» WHAT YOU NEED TO DO: Return each entry exactly, with none missing.

#####

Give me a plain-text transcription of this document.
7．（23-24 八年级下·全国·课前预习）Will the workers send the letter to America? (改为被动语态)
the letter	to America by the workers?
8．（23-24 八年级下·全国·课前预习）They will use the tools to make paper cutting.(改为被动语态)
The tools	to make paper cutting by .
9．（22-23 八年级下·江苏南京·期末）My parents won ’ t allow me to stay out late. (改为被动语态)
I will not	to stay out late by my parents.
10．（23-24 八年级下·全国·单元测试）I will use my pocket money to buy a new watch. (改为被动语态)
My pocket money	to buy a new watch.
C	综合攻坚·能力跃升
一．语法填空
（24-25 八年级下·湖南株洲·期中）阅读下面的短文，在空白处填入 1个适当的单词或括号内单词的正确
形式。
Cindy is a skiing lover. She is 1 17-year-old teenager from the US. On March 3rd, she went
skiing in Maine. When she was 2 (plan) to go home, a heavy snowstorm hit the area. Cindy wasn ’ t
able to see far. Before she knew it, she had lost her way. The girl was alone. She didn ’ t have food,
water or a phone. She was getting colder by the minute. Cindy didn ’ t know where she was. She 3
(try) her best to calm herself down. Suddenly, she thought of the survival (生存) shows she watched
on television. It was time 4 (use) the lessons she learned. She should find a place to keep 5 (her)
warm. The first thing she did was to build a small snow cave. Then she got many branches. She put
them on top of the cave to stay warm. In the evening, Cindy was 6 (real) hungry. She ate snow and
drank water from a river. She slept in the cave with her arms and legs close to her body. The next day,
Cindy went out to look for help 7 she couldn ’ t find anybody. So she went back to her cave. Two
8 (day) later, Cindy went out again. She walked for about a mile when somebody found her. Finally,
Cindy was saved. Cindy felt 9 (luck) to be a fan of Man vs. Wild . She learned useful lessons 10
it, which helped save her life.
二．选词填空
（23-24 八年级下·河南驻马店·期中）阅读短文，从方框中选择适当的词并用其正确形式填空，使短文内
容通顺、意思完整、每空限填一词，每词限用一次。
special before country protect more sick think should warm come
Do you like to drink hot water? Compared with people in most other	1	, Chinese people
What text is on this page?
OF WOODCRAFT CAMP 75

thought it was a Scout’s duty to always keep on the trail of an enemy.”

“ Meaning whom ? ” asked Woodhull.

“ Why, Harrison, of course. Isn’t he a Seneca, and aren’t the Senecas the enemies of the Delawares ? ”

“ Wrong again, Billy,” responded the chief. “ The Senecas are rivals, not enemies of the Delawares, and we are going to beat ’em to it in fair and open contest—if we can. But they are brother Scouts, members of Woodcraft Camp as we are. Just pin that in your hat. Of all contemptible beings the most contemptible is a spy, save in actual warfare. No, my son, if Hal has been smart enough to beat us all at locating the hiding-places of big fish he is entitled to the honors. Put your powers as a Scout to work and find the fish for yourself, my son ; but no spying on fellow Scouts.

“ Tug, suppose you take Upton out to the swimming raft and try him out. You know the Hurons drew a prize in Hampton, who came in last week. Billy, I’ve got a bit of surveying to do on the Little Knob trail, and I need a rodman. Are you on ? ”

#####

» SOLUTION FOR THIS EXERCISE:
Give me a plain-text transcription of this document.
7．（23-24 八年级下·全国·课前预习）Will the workers send the letter to America? (改为被动语态)
the letter	to America by the workers?
8．（23-24 八年级下·全国·课前预习）They will use the tools to make paper cutting.(改为被动语态)
The tools	to make paper cutting by .
9．（22-23 八年级下·江苏南京·期末）My parents won ’ t allow me to stay out late. (改为被动语态)
I will not	to stay out late by my parents.
10．（23-24 八年级下·全国·单元测试）I will use my pocket money to buy a new watch. (改为被动语态)
My pocket money	to buy a new watch.
C	综合攻坚·能力跃升
一．语法填空
（24-25 八年级下·湖南株洲·期中）阅读下面的短文，在空白处填入 1个适当的单词或括号内单词的正确
形式。
Cindy is a skiing lover. She is 1 17-year-old teenager from the US. On March 3rd, she went
skiing in Maine. When she was 2 (plan) to go home, a heavy snowstorm hit the area. Cindy wasn ’ t
able to see far. Before she knew it, she had lost her way. The girl was alone. She didn ’ t have food,
water or a phone. She was getting colder by the minute. Cindy didn ’ t know where she was. She 3
(try) her best to calm herself down. Suddenly, she thought of the survival (生存) shows she watched
on television. It was time 4 (use) the lessons she learned. She should find a place to keep 5 (her)
warm. The first thing she did was to build a small snow cave. Then she got many branches. She put
them on top of the cave to stay warm. In the evening, Cindy was 6 (real) hungry. She ate snow and
drank water from a river. She slept in the cave with her arms and legs close to her body. The next day,
Cindy went out to look for help 7 she couldn ’ t find anybody. So she went back to her cave. Two
8 (day) later, Cindy went out again. She walked for about a mile when somebody found her. Finally,
Cindy was saved. Cindy felt 9 (luck) to be a fan of Man vs. Wild . She learned useful lessons 10
it, which helped save her life.
二．选词填空
（23-24 八年级下·河南驻马店·期中）阅读短文，从方框中选择适当的词并用其正确形式填空，使短文内
容通顺、意思完整、每空限填一词，每词限用一次。
special before country protect more sick think should warm come
Do you like to drink hot water? Compared with people in most other	1	, Chinese people
What text is on this page?
OF WOODCRAFT CAMP 75

thought it was a Scout’s duty to always keep on the trail of an enemy.”

“ Meaning whom ? ” asked Woodhull.

“ Why, Harrison, of course. Isn’t he a Seneca, and aren’t the Senecas the enemies of the Delawares ? ”

“ Wrong again, Billy,” responded the chief. “ The Senecas are rivals, not enemies of the Delawares, and we are going to beat ’em to it in fair and open contest—if we can. But they are brother Scouts, members of Woodcraft Camp as we are. Just pin that in your hat. Of all contemptible beings the most contemptible is a spy, save in actual warfare. No, my son, if Hal has been smart enough to beat us all at locating the hiding-places of big fish he is entitled to the honors. Put your powers as a Scout to work and find the fish for yourself, my son ; but no spying on fellow Scouts.

“ Tug, suppose you take Upton out to the swimming raft and try him out. You know the Hurons drew a prize in Hampton, who came in last week. Billy, I’ve got a bit of surveying to do on the Little Knob trail, and I need a rodman. Are you on ? ”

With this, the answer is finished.